Written problem – Isolate every line in the data with the string "Prisong" and copy it.

(Extracts from a graphics dataset)
>>>>>
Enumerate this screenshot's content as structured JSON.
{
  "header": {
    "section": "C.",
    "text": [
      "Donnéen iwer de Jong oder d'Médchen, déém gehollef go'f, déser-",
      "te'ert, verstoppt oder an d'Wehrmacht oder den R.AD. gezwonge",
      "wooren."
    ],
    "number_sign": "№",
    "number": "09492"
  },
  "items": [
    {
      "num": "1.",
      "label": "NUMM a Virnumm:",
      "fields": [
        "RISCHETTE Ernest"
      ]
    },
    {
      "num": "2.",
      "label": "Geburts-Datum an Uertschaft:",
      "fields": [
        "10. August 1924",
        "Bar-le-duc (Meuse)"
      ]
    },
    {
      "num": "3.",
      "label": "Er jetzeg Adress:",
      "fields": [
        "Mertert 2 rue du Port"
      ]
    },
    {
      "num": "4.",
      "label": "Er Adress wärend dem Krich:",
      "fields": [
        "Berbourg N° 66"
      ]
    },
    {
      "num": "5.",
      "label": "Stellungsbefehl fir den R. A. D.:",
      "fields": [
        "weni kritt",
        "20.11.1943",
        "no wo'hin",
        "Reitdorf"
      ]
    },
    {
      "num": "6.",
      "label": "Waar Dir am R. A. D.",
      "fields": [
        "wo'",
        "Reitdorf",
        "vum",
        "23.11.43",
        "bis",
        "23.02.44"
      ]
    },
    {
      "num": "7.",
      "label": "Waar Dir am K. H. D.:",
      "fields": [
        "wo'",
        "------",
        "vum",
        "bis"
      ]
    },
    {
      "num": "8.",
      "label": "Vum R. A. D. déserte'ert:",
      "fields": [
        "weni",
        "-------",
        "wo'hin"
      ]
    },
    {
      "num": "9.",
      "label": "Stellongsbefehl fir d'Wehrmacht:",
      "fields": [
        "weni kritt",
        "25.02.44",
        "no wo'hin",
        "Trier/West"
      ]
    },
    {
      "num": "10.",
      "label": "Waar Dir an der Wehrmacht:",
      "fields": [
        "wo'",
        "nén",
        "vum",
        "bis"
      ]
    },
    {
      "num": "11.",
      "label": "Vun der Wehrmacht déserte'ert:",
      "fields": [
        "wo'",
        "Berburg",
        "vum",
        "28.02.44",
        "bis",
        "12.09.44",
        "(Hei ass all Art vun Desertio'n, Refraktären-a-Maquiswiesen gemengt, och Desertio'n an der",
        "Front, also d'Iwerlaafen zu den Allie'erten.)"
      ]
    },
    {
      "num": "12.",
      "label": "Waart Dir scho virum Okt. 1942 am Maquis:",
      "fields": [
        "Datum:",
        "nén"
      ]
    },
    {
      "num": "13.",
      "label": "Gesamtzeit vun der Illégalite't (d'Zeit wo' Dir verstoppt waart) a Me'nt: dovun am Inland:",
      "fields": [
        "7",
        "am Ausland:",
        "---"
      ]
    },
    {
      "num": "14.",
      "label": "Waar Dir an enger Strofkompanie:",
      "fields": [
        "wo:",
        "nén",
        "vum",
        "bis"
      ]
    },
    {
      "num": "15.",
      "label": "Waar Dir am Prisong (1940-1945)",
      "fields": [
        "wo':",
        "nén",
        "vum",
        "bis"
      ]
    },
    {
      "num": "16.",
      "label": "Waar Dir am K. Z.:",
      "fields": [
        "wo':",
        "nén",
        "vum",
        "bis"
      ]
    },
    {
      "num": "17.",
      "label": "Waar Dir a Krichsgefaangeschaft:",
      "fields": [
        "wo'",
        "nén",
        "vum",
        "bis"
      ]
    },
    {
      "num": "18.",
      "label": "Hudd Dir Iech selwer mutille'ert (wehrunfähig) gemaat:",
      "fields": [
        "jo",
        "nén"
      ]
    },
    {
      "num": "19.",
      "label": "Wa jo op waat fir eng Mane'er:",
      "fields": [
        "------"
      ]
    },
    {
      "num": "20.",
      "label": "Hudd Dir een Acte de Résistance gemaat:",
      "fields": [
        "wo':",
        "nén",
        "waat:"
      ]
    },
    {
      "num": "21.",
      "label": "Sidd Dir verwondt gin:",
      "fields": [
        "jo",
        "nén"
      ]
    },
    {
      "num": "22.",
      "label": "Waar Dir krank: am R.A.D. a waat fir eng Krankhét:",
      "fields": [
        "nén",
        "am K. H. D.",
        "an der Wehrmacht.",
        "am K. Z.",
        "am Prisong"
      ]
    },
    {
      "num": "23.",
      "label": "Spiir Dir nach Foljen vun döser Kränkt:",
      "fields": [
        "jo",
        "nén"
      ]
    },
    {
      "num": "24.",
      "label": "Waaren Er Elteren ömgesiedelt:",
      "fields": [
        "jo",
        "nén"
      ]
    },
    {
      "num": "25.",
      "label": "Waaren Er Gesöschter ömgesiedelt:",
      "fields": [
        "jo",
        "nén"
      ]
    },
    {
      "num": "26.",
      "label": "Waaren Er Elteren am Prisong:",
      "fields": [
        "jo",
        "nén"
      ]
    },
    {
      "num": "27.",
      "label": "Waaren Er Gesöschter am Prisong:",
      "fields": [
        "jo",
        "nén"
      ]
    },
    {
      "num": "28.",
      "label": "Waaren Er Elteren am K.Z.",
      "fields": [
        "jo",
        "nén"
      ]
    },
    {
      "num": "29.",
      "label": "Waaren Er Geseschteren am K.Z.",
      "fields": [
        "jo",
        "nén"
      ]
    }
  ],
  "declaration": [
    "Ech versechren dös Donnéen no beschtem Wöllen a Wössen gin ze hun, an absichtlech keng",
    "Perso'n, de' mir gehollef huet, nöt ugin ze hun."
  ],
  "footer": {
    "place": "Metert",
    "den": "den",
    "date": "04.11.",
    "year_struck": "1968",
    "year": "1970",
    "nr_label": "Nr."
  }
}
<<<<<
Result of this exercise –
      "label": "Waar Dir am Prisong (1940-1945)",
        "am Prisong"
      "label": "Waaren Er Elteren am Prisong:",
      "label": "Waaren Er Gesöschter am Prisong:",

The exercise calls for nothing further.